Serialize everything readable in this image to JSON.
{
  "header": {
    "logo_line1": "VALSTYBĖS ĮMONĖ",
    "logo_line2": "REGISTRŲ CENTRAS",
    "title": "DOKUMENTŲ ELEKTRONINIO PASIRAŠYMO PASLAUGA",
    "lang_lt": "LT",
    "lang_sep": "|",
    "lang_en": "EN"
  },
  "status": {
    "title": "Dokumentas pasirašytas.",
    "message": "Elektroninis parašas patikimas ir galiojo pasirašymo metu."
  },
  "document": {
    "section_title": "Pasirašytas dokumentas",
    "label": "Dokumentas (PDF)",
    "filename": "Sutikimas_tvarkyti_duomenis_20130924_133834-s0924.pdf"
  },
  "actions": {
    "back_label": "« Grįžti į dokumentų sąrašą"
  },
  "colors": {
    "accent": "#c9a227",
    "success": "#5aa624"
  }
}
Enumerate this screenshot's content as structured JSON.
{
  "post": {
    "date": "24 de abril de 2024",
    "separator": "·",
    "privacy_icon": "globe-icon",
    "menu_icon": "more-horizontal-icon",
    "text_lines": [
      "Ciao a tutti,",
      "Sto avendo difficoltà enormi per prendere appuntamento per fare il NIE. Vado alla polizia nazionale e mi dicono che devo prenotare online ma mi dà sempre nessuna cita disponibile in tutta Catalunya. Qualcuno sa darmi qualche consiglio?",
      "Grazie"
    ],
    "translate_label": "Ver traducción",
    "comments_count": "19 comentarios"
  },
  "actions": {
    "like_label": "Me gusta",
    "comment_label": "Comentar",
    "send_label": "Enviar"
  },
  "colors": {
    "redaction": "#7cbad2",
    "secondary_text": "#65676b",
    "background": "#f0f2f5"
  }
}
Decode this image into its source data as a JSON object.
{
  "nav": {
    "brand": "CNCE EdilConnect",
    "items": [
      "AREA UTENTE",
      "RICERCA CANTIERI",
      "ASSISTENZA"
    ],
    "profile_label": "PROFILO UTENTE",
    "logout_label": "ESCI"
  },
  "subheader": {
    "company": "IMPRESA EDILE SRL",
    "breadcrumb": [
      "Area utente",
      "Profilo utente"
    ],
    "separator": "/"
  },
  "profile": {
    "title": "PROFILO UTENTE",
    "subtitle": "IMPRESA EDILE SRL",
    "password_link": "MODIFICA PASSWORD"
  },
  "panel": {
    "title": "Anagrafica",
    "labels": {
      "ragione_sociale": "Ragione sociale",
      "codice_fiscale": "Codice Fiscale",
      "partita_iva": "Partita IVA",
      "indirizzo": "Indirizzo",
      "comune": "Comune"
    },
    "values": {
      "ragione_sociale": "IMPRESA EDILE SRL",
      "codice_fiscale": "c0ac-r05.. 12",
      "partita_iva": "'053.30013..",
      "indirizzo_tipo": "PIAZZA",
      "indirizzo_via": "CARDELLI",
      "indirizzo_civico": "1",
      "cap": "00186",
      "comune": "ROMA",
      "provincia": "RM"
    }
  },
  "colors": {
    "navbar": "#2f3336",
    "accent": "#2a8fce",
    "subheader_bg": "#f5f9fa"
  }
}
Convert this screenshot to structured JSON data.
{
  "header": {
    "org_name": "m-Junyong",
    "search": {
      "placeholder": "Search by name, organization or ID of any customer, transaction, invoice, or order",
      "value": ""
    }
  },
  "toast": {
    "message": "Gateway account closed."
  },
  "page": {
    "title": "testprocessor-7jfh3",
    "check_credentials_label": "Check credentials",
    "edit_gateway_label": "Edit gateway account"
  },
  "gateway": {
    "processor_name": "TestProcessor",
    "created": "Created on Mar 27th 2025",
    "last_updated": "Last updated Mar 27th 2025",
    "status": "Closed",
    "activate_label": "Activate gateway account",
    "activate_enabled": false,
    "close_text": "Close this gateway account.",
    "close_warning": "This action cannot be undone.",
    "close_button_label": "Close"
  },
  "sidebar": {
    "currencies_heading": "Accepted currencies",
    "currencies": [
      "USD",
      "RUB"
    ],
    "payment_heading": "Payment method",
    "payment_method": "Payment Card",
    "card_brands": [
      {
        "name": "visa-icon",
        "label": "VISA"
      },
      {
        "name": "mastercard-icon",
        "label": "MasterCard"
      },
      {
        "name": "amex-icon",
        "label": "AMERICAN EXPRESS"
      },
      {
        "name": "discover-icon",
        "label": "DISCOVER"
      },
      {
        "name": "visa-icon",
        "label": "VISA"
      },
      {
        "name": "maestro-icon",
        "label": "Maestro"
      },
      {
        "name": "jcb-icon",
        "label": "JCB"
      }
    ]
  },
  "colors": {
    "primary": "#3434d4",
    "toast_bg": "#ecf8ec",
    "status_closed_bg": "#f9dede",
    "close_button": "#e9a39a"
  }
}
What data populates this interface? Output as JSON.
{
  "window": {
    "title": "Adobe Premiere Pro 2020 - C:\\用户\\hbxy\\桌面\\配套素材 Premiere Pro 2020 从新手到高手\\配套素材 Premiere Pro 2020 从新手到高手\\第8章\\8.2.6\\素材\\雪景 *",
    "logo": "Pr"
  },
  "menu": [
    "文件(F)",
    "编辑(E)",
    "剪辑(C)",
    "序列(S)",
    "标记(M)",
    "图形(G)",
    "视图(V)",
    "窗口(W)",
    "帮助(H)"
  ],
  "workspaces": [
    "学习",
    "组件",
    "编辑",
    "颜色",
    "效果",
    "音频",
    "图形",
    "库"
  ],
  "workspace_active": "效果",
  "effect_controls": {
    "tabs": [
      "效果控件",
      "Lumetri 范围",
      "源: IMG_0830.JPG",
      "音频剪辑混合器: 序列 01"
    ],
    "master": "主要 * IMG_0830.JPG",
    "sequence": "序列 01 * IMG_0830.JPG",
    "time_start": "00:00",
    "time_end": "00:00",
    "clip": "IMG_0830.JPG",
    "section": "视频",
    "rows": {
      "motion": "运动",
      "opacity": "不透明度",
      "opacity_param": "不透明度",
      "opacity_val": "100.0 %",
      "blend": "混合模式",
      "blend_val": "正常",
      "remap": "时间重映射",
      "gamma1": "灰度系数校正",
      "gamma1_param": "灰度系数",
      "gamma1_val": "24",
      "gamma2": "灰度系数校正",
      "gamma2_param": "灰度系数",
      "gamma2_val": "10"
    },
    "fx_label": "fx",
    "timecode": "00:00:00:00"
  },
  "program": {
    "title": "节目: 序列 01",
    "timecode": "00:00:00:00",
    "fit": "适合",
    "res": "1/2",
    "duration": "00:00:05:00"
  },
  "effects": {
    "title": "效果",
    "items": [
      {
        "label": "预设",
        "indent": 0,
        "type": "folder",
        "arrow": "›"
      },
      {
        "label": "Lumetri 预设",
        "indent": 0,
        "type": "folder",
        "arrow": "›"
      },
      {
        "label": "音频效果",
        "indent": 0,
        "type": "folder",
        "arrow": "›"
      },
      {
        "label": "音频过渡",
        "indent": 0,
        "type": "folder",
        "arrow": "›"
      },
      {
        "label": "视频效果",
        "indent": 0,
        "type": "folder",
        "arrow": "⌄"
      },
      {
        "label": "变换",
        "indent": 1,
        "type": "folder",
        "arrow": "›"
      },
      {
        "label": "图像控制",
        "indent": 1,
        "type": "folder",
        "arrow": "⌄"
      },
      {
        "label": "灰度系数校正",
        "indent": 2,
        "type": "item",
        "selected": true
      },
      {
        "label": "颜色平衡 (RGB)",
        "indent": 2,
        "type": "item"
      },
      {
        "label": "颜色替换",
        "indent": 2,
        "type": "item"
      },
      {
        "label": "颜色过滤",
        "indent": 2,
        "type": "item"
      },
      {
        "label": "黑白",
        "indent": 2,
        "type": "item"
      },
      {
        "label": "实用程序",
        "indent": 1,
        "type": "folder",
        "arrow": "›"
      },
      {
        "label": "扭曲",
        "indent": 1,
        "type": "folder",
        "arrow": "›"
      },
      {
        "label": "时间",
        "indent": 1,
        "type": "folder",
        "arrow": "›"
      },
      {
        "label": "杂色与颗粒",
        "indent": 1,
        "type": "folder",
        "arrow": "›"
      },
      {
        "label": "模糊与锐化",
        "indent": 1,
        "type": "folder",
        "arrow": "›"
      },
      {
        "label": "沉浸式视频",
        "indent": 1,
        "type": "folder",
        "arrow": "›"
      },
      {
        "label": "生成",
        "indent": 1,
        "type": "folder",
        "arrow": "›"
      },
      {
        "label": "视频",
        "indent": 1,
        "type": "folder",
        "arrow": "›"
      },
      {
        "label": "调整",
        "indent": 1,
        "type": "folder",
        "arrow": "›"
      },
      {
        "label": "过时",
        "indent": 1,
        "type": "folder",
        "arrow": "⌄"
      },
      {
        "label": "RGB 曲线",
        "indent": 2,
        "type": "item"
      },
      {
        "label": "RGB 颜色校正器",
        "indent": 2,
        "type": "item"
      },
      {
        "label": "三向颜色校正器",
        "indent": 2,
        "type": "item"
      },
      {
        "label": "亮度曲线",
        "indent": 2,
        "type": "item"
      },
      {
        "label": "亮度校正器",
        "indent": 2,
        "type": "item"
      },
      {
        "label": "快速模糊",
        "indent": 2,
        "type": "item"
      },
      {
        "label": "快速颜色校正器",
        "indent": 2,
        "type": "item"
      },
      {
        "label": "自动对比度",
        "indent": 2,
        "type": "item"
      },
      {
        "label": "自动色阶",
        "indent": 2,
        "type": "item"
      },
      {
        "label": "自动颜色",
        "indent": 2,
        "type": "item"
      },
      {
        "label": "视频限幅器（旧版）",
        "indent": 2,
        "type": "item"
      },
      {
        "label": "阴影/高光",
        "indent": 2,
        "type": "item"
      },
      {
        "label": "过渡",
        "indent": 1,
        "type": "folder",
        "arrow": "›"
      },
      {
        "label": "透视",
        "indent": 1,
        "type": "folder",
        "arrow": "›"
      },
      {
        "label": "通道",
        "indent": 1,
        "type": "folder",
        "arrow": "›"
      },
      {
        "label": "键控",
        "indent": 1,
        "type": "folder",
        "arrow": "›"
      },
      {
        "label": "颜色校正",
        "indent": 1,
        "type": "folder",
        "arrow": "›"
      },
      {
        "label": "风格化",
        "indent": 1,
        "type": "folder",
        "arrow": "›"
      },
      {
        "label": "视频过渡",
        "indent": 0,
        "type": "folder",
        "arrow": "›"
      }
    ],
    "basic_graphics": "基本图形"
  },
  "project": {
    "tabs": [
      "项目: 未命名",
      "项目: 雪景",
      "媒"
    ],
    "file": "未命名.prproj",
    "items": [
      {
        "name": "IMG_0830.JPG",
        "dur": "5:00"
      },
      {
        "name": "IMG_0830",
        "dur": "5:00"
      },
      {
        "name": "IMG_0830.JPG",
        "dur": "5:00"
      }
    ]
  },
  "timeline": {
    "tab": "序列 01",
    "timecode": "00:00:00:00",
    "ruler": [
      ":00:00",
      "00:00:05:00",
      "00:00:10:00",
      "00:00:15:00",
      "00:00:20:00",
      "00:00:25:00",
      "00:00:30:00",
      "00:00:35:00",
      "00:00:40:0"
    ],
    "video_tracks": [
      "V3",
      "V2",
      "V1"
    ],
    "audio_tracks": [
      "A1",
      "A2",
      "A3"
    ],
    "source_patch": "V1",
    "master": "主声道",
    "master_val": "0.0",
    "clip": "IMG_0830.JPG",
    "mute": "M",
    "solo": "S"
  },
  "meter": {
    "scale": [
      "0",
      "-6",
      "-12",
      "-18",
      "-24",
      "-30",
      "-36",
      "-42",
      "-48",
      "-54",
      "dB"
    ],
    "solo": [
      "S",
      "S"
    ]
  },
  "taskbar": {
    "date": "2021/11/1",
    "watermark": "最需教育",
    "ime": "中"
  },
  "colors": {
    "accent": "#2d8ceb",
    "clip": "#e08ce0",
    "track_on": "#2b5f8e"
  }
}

━━━━━━━━━━

* **Written exercise**: From the records above, pull out every line containing the word "accent".

* **Response**:
    "accent": "#c9a227",
    "accent": "#2a8fce",
    "accent": "#2d8ceb",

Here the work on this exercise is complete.